Wherever a line holds the word "Guide", copy that line out.

══════════

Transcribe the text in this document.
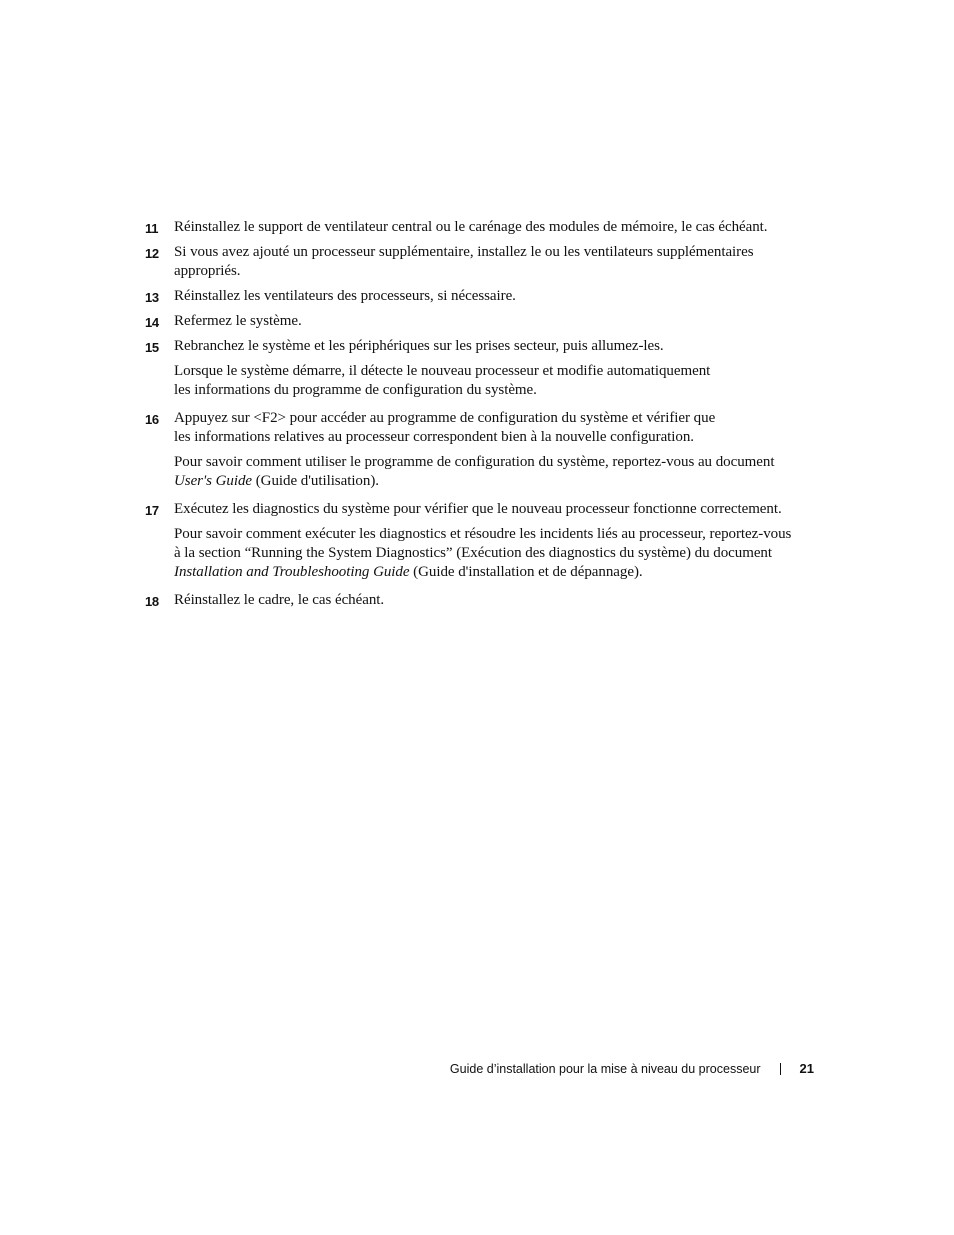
11 Réinstallez le support de ventilateur central ou le carénage des modules de mémoire, le cas échéant.
12 Si vous avez ajouté un processeur supplémentaire, installez le ou les ventilateurs supplémentaires
appropriés.
13 Réinstallez les ventilateurs des processeurs, si nécessaire.
14 Refermez le système.
15 Rebranchez le système et les périphériques sur les prises secteur, puis allumez-les.
Lorsque le système démarre, il détecte le nouveau processeur et modifie automatiquement
les informations du programme de configuration du système.
16 Appuyez sur <F2> pour accéder au programme de configuration du système et vérifier que
les informations relatives au processeur correspondent bien à la nouvelle configuration.
Pour savoir comment utiliser le programme de configuration du système, reportez-vous au document
User's Guide (Guide d'utilisation).
17 Exécutez les diagnostics du système pour vérifier que le nouveau processeur fonctionne correctement.
Pour savoir comment exécuter les diagnostics et résoudre les incidents liés au processeur, reportez-vous
à la section “Running the System Diagnostics” (Exécution des diagnostics du système) du document
Installation and Troubleshooting Guide (Guide d'installation et de dépannage).
18 Réinstallez le cadre, le cas échéant.
Guide d’installation pour la mise à niveau du processeur	21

══════════

SOLUTION:
User's Guide (Guide d'utilisation).
Installation and Troubleshooting Guide (Guide d'installation et de dépannage).
Guide d’installation pour la mise à niveau du processeur	21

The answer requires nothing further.